En la conferencia con los presidentes autonómicos, el único que se negó a firmar el documento fue el president Torra, de la Generalitat de Catalunya, lo que le valió las inmediatas críticas feroces de parte del ejecutivo español, las fuerzas políticas de ámbito español y la mayor parte de los medios de comunicación, acompañadas de insultos velados y amenazas bastante explícitas, como si discrepar fuera un pecado y disentir de las medidas del gobierno un delito de lesa humanidad. Y ¿por qué?, dado que el president Torra no pide medidas más laxas sino más estrictas, pide el confinamiento total de Catalunya, como se hizo en Italia con la Lombardía y el Véneto y en China con la provincia de Hubei, medidas que se han demostrado eficaces en la contención de la epidemia, es llamativo que se le critique con saña.
La posición catalana contrasta con la decisión de no confinar Madrid, que es el gran epicentro de la epidemia en España. Algún ministro, como la de Defensa, Margarita Robles, intentando explicar el hecho, solo ha acertado a decir que cada uno tiene sus propios asesores científicos, menospreciando, por tanto, a los expertos italianos y catalanes (y chinos). Y, sin embargo, es un hecho que no cerrar la capital de España ha provocado una diseminación de la epidemia a otras zonas de España, como Murcia y la Comunidad Valenciana, donde se ha registrado un notable aumento de casos desde la llegada de residentes suyos a las zonas costeras turísticas y de segunda residencia.
No sabemos por qué no quieren confinar Madrid; quizás sea para que no se acabe viendo que el resto de España podemos funcionar perfectamente sin su omnipresencia. Tampoco sabemos por qué no quieren confinar Catalunya; quizás sea porque si se hiciera y funcionara bien podría dejar en evidencia el no haberlo hecho en Madrid.
En cualquier caso, resultan llamativas las contradicciones en las que incurre constantemente el gobierno español. Hablan de que lo importante son los ciudadanos, y no la estructura territorial española, y que no pueden establecerse fronteras, para justificar no confinar Madrid ni Catalunya, pero sí han cerrado las fronteras terrestres; es decir, no hay que cerrar territorios dentro de España, pero sí cerramos el territorio español al resto de la UE. Y cierran las fronteras terrestres, pero no las aéreas ni marítimas, lo que parece absurdo. Y reducen el número de unidades de metro circulantes, pero recomiendan a los que tengan que acudir al trabajo que lo hagan en el transporte público. Resultado, en Madrid y Barcelona el lunes, a primera hora, los vagones del metro iban llenos como latas de sardinas, con lo que lo de la distancia interpersonal de seguridad de un metro y medio resulta un sarcasmo.

● Filas mostradas:
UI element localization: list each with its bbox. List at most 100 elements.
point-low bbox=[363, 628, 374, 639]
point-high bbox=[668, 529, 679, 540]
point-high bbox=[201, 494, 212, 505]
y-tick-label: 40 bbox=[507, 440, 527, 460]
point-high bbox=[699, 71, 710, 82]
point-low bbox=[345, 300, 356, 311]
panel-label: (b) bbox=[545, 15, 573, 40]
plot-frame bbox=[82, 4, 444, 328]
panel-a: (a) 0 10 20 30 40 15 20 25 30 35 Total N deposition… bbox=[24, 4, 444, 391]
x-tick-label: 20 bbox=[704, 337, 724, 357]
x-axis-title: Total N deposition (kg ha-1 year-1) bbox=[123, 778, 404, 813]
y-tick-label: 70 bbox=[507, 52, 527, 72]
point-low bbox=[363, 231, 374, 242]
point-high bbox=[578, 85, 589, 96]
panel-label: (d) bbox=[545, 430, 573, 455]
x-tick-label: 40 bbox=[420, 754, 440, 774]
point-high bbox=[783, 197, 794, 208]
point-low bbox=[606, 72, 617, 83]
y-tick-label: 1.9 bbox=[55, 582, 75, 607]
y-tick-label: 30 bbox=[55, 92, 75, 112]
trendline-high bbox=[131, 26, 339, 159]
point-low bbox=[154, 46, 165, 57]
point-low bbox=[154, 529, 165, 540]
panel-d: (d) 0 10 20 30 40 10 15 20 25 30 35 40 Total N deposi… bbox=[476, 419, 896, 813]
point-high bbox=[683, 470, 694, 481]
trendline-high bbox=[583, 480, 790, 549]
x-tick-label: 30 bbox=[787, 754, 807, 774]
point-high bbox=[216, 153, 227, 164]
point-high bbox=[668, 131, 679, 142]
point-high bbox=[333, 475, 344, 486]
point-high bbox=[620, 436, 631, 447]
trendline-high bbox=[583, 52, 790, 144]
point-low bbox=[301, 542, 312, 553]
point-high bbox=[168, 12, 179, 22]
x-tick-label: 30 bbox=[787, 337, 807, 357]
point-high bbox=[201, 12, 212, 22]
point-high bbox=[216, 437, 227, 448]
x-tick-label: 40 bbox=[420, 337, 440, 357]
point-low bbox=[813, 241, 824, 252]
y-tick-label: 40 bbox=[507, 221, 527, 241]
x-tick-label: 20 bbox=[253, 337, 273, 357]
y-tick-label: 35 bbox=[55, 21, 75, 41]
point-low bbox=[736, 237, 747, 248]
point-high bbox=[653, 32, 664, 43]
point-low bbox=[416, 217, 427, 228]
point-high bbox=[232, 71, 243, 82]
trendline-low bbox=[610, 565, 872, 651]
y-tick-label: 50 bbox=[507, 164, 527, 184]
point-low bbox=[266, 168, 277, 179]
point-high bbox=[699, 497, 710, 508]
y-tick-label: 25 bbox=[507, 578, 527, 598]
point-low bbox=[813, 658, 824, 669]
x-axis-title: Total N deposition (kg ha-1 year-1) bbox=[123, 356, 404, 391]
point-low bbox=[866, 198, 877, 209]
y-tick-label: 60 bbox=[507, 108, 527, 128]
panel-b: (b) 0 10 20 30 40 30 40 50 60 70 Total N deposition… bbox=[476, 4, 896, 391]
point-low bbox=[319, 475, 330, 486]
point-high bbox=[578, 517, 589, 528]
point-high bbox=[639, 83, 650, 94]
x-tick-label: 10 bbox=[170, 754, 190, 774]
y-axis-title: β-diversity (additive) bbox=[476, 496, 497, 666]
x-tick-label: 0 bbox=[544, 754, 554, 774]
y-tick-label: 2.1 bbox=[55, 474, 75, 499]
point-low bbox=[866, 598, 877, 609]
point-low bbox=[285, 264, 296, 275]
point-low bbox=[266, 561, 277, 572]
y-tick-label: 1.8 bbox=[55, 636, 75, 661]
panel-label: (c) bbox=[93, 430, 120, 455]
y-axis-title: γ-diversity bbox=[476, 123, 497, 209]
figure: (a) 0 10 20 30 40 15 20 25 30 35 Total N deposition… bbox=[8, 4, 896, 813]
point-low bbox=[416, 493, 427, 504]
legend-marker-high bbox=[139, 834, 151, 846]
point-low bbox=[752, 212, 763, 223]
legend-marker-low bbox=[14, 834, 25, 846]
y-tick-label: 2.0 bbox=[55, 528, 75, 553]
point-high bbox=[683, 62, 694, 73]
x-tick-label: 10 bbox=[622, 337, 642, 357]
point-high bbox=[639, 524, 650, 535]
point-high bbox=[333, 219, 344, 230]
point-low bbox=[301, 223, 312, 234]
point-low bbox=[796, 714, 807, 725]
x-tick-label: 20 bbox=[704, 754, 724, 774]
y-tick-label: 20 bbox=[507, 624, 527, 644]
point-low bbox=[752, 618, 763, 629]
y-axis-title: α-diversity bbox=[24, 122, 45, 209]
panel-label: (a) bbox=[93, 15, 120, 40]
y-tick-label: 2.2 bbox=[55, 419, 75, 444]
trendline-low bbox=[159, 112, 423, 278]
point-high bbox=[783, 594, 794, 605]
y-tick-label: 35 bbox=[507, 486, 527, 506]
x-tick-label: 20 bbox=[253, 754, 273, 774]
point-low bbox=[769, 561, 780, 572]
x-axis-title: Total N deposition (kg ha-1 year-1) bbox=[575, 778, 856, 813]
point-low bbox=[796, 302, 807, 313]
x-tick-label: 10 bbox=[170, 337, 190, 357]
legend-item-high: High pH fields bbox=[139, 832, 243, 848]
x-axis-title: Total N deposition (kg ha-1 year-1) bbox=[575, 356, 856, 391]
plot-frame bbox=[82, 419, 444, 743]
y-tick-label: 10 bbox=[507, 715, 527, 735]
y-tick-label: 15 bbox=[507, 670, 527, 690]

● Tareas a realizar:
1: Reescriba de forma más breve el párrafo del texto sobre el confinamiento que comienza con «La posición catalana contrasta», conservando sus datos principales.
2: Prosiga el texto sobre el confinamiento a partir de su última oración.
Las filas proceden de una fuente distinta.

● Lista de respuestas:
1: A diferencia de lo que pide Catalunya, Madrid, gran epicentro de la epidemia en España, no se ha confinado. La ministra de Defensa, Margarita Robles, solo lo explicó diciendo que cada uno tiene sus propios asesores científicos, con lo que menospreció a los expertos italianos, catalanes y chinos. Sin embargo, no cerrar la capital ha extendido la epidemia a zonas como Murcia y la Comunidad Valenciana, donde los casos han aumentado notablemente tras la llegada de residentes madrileños a las costas turísticas y de segunda residencia.

2:
Además, hasta ahora, todas las actuaciones del gobierno español en este tema han sido tardías e insuficientes. Ni supieron calcular la magnitud del problema cuando empezó su expansión en Asia, ni supieron adoptar medidas para contener su llegada, ni supieron darse cuenta de que ya había llegado cuando ya estaba aquí, ni han sabido ser contundentes para aminorar su diseminación, especialmente en Madrid, ni están siendo capaces de garantizar suministros suficientes de material de protección para el personal sanitario, ni de diagnóstico de la infección.
Y ahora decretan el estado de alerta que les faculta a requisar los equipamientos de la sanidad privada y también instalaciones hoteleras o residenciales para destinarlos a hospitales improvisados, en previsión de la auténtica explosión del número de casos que saben que es casi inevitable que se produzca en las próximas semanas.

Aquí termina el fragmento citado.